%%

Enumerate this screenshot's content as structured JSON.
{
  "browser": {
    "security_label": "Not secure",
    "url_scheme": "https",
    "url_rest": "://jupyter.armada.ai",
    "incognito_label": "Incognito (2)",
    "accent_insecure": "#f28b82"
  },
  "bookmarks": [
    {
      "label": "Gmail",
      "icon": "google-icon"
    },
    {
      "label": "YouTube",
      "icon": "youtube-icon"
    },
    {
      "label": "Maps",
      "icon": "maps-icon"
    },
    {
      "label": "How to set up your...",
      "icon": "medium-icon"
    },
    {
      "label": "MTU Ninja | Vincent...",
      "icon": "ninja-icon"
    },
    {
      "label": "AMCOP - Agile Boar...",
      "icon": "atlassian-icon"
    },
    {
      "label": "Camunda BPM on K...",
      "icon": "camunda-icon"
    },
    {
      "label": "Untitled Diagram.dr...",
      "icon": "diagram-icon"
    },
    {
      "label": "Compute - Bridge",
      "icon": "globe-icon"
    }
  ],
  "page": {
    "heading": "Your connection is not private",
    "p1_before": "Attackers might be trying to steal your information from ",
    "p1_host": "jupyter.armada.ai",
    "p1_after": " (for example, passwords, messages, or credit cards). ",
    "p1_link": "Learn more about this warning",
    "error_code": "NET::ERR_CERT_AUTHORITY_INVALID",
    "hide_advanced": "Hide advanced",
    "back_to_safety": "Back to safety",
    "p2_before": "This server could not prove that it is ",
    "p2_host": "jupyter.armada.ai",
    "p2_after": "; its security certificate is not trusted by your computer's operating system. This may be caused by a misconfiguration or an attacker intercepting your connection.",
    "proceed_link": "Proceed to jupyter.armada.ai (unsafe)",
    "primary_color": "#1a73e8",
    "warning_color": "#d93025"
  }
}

%%

▸ **Stated problem**: Pull out each line holding the string "icon".

▸ **Problem solution**:
      "icon": "google-icon"
      "icon": "youtube-icon"
      "icon": "maps-icon"
      "icon": "medium-icon"
      "icon": "ninja-icon"
      "icon": "atlassian-icon"
      "icon": "camunda-icon"
      "icon": "diagram-icon"
      "icon": "globe-icon"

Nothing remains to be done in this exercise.